▸ What you have to do:
Your task is to print the material below exactly as presented.

▸ Extracts from a graphics dataset:
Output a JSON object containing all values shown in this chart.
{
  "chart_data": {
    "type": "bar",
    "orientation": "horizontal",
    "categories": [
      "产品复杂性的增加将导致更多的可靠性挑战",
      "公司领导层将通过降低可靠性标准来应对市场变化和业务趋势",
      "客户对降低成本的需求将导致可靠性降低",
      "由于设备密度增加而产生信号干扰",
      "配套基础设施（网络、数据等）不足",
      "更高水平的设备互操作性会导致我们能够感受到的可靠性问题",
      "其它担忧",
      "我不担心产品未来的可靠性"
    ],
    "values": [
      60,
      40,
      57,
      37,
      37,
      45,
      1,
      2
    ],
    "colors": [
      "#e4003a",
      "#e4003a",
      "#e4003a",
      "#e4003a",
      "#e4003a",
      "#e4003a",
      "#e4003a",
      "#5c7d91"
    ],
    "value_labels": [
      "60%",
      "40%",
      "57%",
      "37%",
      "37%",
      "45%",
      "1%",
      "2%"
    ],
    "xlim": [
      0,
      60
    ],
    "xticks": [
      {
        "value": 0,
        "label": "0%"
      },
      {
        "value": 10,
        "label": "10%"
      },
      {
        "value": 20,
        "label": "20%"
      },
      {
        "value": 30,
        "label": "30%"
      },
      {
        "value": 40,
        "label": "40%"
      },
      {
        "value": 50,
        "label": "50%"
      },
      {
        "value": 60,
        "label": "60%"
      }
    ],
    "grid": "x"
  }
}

▸ Worked solution:
Output a JSON object containing all values shown in this chart.
{
  "chart_data": {
    "type": "bar",
    "orientation": "horizontal",
    "categories": [
      "产品复杂性的增加将导致更多的可靠性挑战",
      "公司领导层将通过降低可靠性标准来应对市场变化和业务趋势",
      "客户对降低成本的需求将导致可靠性降低",
      "由于设备密度增加而产生信号干扰",
      "配套基础设施（网络、数据等）不足",
      "更高水平的设备互操作性会导致我们能够感受到的可靠性问题",
      "其它担忧",
      "我不担心产品未来的可靠性"
    ],
    "values": [
      60,
      40,
      57,
      37,
      37,
      45,
      1,
      2
    ],
    "colors": [
      "#e4003a",
      "#e4003a",
      "#e4003a",
      "#e4003a",
      "#e4003a",
      "#e4003a",
      "#e4003a",
      "#5c7d91"
    ],
    "value_labels": [
      "60%",
      "40%",
      "57%",
      "37%",
      "37%",
      "45%",
      "1%",
      "2%"
    ],
    "xlim": [
      0,
      60
    ],
    "xticks": [
      {
        "value": 0,
        "label": "0%"
      },
      {
        "value": 10,
        "label": "10%"
      },
      {
        "value": 20,
        "label": "20%"
      },
      {
        "value": 30,
        "label": "30%"
      },
      {
        "value": 40,
        "label": "40%"
      },
      {
        "value": 50,
        "label": "50%"
      },
      {
        "value": 60,
        "label": "60%"
      }
    ],
    "grid": "x"
  }
}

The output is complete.